Task details: Turn everything in the data from the line containing "conversation-item[interactable]: 美 陈" down to the line containing "mail-icon[interactable] (152, 168, 176, 192)", both included, into a Markdown table with the columns No. and Line, skipping any blank lines.

Supplied data:
───
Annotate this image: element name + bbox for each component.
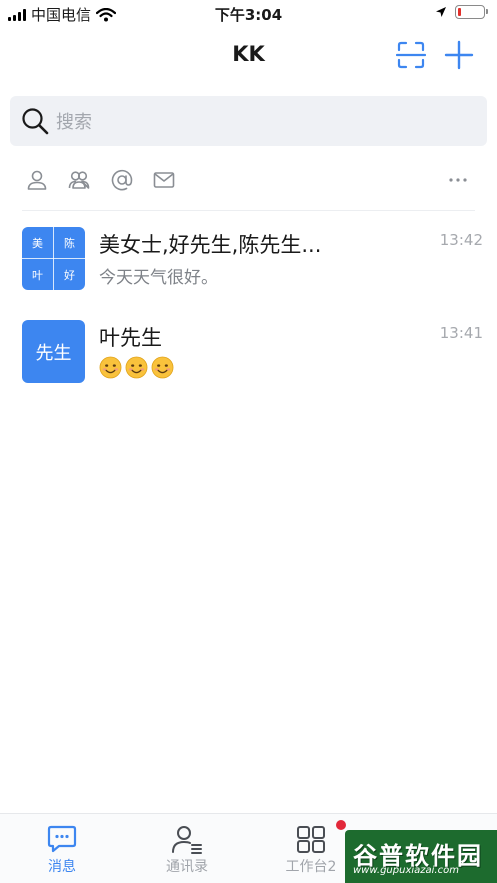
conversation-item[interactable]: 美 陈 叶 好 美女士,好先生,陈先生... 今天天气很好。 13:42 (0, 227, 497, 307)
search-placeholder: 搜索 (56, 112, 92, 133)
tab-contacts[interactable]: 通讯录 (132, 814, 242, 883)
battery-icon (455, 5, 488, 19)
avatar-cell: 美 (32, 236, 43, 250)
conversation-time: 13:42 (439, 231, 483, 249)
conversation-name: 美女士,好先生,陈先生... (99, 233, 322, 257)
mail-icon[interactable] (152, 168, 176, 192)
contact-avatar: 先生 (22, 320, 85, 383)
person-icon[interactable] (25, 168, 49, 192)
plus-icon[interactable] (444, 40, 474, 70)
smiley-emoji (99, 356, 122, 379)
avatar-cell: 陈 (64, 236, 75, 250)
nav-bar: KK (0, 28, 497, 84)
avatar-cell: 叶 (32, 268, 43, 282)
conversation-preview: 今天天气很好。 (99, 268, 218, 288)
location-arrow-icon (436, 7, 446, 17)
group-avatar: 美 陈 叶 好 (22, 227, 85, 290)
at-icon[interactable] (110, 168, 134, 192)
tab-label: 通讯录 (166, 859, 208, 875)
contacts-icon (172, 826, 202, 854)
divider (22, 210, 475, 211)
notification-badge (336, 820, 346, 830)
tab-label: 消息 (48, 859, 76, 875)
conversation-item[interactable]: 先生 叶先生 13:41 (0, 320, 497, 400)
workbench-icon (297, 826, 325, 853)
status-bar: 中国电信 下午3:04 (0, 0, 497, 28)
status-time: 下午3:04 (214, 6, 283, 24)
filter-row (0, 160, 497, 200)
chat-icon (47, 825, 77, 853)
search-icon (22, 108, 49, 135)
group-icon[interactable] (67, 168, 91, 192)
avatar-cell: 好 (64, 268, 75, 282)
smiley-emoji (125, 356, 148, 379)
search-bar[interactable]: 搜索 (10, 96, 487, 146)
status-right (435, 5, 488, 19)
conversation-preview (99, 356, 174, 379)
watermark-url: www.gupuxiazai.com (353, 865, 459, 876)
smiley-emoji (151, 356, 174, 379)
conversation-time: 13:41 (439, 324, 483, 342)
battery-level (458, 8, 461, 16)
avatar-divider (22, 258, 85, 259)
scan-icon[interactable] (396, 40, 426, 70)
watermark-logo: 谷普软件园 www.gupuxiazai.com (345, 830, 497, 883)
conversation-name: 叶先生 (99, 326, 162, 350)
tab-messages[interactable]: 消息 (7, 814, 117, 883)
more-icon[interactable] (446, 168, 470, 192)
───
Full solution:
| No. | Line |
|---|---|
| 1 | conversation-item[interactable]: 美 陈 叶 好 美女士,好先生,陈先生... 今天天气很好。 13:42 (0, 227, 497, 307) |
| 2 | search-placeholder: 搜索 (56, 112, 92, 133) |
| 3 | tab-contacts[interactable]: 通讯录 (132, 814, 242, 883) |
| 4 | battery-icon (455, 5, 488, 19) |
| 5 | avatar-cell: 美 (32, 236, 43, 250) |
| 6 | conversation-time: 13:42 (439, 231, 483, 249) |
| 7 | conversation-name: 美女士,好先生,陈先生... (99, 233, 322, 257) |
| 8 | mail-icon[interactable] (152, 168, 176, 192) |